▶ **Aim of the task**: Search the data for the word "phase" and copy every line where it occurs.

▶ **Dataset records**:
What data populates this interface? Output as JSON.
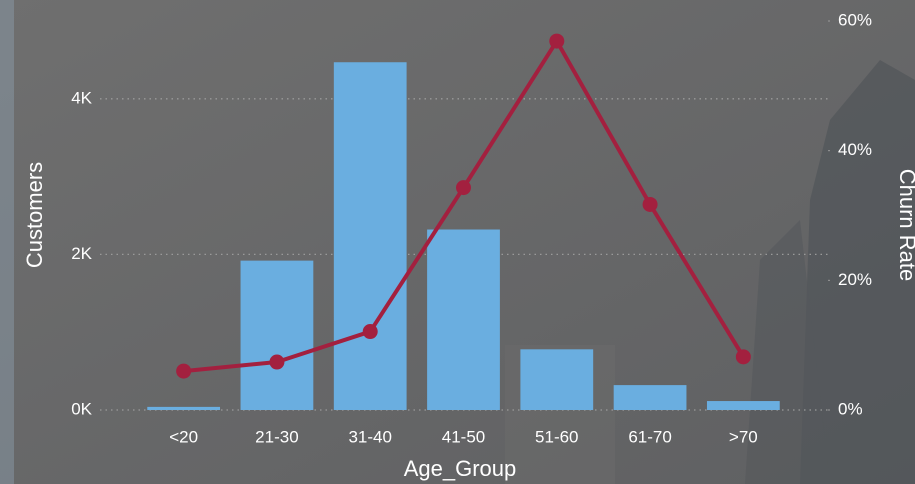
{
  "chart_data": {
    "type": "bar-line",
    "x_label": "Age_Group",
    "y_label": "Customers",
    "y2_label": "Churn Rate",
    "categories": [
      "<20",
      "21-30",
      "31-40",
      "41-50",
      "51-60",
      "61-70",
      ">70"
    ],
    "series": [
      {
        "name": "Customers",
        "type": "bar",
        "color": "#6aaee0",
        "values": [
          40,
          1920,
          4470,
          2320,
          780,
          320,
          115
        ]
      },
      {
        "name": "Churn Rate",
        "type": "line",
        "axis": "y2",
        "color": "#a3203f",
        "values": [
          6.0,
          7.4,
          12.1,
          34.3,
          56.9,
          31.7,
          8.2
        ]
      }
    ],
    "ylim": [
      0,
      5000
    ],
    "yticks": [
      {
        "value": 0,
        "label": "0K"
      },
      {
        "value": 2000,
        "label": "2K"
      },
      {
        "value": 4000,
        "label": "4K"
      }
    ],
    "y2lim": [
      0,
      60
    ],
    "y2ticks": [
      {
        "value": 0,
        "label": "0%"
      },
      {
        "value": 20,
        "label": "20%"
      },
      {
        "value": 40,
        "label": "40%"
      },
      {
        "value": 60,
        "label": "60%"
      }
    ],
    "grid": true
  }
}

* * *

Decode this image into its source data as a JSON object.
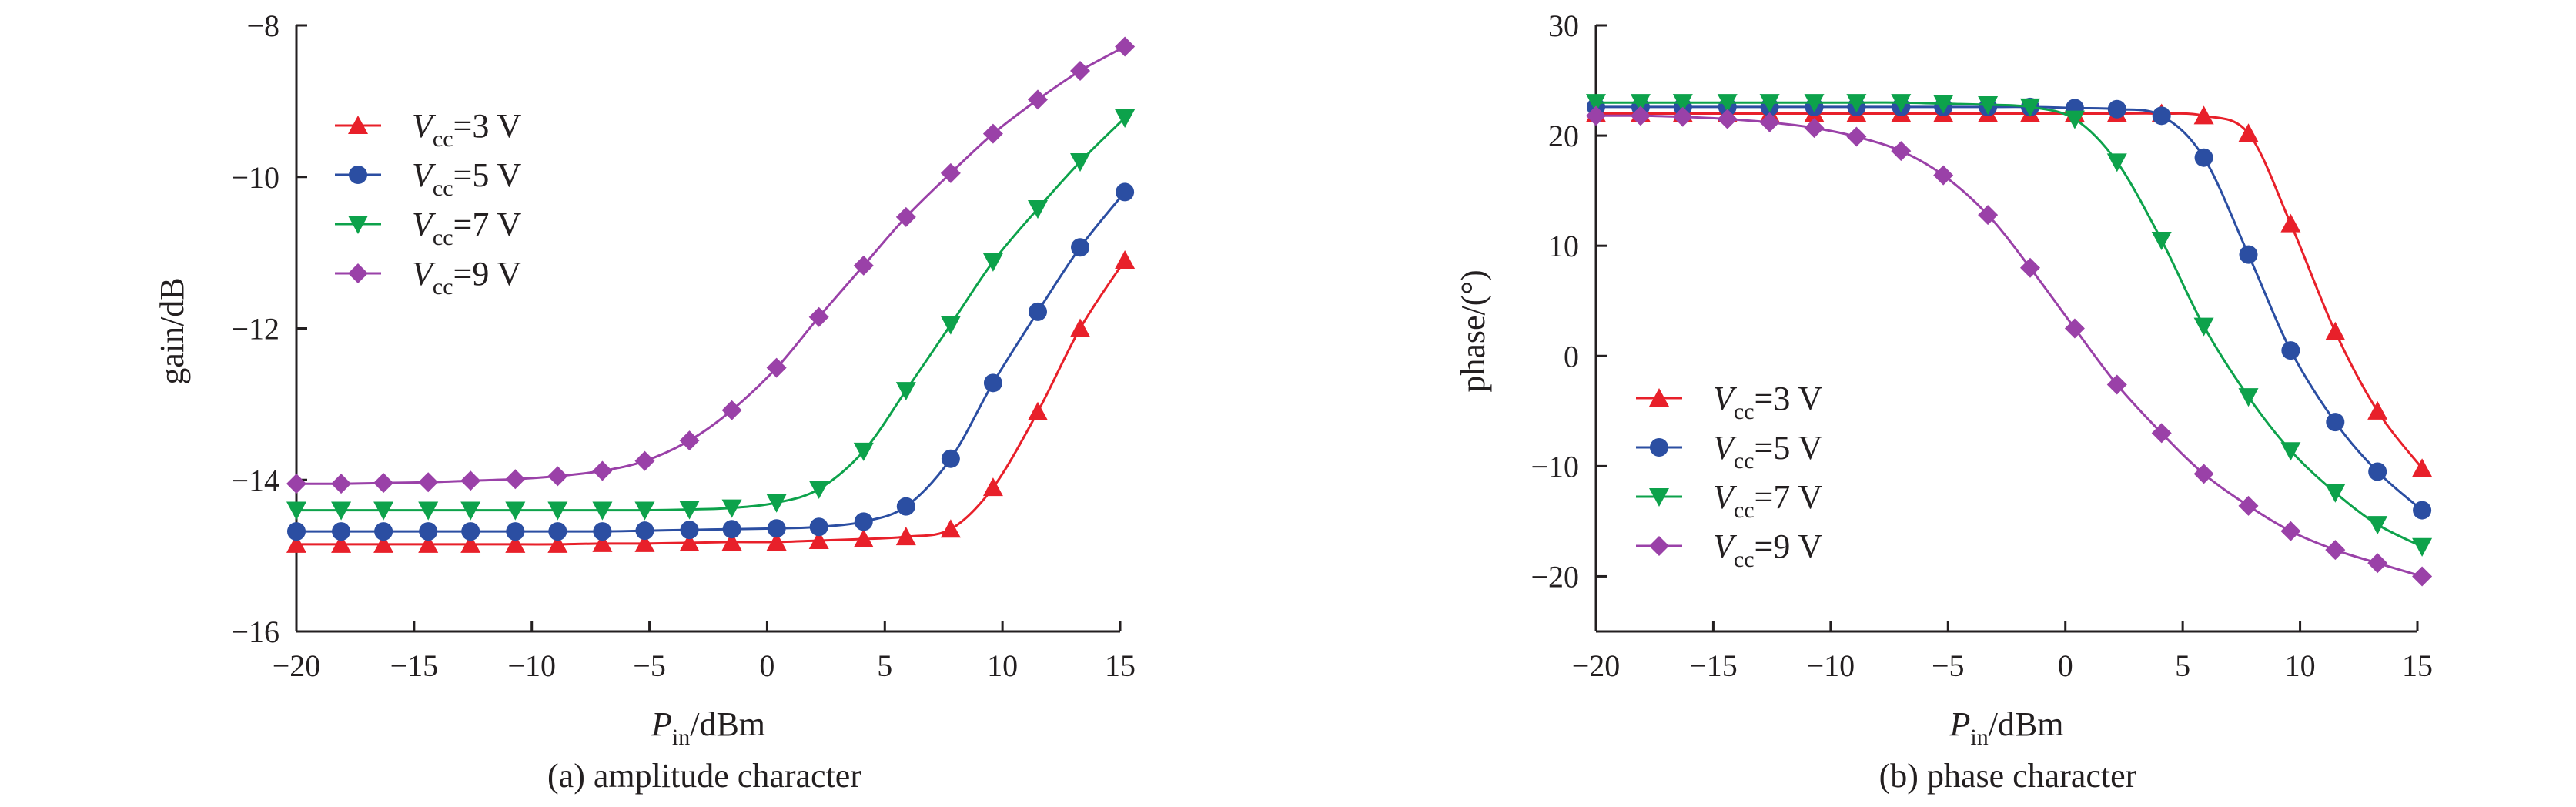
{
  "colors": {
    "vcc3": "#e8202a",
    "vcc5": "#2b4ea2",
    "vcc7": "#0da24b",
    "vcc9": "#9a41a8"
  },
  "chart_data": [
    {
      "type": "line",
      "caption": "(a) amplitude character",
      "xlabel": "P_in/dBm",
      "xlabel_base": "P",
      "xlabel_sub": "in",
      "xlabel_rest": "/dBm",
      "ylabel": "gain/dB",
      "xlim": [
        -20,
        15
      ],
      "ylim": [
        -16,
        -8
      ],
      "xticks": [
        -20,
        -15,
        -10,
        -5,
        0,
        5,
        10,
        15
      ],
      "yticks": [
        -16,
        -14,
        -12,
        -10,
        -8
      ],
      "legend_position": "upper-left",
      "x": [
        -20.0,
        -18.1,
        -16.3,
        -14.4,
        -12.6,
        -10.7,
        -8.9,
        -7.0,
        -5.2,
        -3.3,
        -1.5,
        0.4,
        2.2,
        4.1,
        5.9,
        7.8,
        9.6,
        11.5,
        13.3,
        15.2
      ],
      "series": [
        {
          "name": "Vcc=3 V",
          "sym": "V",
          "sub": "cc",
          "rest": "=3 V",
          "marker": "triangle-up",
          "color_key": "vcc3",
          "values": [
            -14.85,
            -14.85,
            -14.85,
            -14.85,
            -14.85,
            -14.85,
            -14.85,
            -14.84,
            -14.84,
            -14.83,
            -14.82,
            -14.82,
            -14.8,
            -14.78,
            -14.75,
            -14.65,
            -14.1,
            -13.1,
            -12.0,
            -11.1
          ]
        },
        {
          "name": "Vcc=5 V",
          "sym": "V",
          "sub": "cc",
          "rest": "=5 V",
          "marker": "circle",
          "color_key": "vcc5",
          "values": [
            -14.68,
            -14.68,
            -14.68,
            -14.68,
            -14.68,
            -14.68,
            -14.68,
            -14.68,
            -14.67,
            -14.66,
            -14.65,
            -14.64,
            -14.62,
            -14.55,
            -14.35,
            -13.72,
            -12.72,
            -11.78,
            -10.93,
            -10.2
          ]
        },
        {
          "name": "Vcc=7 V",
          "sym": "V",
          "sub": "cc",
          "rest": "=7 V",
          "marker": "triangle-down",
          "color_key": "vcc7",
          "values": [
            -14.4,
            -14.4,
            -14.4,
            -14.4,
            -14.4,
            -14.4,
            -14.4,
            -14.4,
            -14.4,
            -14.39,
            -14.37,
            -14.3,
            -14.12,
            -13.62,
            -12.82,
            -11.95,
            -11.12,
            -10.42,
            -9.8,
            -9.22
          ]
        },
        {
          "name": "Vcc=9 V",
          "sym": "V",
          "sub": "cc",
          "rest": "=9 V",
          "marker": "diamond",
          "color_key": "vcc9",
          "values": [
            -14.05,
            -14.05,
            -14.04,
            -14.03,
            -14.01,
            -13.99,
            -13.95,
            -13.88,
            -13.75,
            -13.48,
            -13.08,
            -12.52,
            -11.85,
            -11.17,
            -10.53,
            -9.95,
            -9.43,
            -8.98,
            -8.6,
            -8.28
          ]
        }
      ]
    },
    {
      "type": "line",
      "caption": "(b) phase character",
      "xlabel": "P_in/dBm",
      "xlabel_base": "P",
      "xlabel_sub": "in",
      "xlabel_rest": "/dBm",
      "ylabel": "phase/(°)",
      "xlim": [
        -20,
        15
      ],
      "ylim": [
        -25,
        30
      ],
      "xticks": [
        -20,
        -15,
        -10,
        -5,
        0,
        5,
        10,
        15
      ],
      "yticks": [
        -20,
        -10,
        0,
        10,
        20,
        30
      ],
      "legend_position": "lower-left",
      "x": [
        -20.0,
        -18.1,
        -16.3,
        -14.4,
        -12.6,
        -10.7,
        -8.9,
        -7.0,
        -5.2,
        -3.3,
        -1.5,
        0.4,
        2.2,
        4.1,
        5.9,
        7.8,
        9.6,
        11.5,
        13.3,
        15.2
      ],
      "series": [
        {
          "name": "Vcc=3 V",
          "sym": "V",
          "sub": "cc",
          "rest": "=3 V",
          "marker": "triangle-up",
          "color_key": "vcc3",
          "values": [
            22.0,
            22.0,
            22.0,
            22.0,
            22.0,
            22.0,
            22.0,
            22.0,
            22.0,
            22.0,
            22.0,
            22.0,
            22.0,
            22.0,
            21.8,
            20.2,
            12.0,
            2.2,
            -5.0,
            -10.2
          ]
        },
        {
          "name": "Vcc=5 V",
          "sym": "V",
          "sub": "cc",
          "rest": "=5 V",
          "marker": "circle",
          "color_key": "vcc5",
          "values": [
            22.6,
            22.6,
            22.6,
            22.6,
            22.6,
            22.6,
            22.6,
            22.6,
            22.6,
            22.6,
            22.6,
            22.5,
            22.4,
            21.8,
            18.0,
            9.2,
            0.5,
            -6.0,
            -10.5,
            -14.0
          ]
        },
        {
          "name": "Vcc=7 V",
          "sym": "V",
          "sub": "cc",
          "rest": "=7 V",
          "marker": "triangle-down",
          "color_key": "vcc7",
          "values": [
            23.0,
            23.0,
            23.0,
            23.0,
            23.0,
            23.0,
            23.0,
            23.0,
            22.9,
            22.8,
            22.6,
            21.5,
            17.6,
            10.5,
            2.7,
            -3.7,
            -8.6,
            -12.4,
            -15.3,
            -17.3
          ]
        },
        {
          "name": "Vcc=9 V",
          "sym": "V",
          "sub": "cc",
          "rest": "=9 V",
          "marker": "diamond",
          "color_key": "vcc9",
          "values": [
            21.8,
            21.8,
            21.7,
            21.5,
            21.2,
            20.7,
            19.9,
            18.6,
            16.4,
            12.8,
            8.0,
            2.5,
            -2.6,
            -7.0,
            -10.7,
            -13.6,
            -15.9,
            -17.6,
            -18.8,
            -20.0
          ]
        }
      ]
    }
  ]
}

==

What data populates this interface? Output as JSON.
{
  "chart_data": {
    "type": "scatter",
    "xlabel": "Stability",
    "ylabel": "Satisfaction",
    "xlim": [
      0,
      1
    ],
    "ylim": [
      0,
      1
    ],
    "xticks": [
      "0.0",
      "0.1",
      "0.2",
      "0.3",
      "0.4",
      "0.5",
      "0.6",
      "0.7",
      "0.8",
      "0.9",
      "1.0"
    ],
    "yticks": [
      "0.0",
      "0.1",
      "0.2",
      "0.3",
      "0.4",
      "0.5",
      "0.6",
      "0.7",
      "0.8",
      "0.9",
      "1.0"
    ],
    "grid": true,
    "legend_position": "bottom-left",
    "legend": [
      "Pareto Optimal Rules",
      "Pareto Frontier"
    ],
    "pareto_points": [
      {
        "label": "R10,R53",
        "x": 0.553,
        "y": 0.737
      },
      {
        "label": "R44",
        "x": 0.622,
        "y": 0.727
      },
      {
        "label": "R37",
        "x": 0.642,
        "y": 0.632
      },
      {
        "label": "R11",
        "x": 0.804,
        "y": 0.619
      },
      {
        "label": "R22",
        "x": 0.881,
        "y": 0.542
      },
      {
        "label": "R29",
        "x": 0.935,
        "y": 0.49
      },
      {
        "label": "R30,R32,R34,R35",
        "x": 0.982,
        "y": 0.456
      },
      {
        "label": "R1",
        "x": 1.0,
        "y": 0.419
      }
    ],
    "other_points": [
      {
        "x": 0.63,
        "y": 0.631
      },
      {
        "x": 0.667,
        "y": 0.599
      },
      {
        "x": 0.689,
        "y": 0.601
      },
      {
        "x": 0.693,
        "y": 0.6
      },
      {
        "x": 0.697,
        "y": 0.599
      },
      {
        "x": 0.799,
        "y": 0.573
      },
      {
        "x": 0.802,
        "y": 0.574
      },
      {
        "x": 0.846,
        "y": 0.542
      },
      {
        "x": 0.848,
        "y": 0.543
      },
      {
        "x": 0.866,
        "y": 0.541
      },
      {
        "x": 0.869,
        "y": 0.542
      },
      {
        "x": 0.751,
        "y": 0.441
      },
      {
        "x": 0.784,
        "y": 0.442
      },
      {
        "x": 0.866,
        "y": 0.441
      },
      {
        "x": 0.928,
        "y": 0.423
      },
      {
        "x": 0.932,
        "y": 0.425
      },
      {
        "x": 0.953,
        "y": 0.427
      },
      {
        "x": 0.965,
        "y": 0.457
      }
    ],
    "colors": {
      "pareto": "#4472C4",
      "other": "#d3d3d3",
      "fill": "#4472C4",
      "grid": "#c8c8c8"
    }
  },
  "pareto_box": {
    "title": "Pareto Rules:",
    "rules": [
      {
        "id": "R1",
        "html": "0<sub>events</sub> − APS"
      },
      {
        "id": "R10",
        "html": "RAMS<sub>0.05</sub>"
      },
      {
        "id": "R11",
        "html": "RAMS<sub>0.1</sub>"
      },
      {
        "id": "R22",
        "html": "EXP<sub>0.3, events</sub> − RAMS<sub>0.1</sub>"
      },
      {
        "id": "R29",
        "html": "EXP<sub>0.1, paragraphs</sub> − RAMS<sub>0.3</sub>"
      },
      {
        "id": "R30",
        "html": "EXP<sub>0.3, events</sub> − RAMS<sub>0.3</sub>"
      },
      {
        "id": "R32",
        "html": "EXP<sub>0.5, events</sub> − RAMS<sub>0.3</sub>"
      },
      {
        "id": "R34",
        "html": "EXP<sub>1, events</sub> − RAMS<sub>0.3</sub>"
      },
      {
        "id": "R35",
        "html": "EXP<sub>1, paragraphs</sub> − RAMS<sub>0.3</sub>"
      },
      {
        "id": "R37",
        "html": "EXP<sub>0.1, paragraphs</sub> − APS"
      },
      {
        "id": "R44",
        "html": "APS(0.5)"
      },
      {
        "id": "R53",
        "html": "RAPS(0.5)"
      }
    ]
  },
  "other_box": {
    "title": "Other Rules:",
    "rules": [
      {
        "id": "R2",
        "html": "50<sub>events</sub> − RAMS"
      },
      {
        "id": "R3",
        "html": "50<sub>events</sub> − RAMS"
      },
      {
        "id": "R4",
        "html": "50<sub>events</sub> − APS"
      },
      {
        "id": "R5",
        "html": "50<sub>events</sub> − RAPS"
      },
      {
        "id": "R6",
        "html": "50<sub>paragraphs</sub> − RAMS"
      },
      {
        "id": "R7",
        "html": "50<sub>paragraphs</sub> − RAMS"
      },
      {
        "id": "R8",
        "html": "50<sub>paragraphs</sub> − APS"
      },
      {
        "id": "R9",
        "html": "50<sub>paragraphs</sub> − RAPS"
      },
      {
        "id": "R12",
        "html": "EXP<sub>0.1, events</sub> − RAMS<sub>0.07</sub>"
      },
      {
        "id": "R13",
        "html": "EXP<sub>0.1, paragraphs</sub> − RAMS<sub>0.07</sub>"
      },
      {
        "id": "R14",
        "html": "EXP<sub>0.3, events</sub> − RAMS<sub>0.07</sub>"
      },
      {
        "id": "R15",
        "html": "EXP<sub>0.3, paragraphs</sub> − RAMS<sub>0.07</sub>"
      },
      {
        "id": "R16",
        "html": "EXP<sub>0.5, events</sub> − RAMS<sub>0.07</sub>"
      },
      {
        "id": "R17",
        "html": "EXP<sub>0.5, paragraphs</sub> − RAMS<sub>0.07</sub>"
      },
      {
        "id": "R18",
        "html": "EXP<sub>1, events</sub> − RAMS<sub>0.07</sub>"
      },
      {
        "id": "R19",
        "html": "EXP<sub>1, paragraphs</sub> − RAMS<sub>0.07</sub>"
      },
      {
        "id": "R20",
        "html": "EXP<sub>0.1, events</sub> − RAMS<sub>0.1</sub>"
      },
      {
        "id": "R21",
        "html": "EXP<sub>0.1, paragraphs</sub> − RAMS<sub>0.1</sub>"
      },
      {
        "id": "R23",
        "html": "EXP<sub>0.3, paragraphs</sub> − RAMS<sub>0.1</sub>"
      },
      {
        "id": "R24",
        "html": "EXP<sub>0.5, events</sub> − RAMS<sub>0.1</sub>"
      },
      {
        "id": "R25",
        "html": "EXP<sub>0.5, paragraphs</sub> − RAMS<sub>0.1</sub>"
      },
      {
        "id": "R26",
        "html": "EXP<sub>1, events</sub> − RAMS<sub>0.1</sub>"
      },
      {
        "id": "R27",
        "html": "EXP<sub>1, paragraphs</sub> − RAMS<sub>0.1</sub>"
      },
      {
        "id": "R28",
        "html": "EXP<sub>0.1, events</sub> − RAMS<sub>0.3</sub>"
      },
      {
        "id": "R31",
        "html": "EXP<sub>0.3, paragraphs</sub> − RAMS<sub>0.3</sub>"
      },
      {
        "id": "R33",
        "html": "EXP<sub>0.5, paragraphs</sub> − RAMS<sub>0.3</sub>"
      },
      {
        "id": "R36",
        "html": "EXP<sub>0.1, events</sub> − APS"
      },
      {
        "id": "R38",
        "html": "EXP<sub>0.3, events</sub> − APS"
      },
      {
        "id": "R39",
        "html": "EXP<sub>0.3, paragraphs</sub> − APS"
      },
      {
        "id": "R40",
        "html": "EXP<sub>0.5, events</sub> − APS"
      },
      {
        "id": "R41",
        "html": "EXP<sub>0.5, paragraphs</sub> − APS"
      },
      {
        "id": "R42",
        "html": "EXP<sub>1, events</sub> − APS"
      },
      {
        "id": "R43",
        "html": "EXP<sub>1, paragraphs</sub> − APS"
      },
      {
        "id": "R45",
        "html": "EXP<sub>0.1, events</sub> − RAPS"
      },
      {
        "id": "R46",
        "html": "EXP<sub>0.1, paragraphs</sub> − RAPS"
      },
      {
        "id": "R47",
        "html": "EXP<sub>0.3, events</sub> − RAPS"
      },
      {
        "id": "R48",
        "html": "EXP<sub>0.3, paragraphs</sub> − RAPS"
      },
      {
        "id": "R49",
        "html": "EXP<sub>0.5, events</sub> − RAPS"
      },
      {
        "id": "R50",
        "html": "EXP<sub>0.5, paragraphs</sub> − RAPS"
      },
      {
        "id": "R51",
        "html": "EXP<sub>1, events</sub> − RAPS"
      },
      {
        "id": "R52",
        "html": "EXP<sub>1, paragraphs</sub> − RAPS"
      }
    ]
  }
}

▶ **Answer to the task**:
      "caption": "(b) phase character",
      "ylabel": "phase/(°)",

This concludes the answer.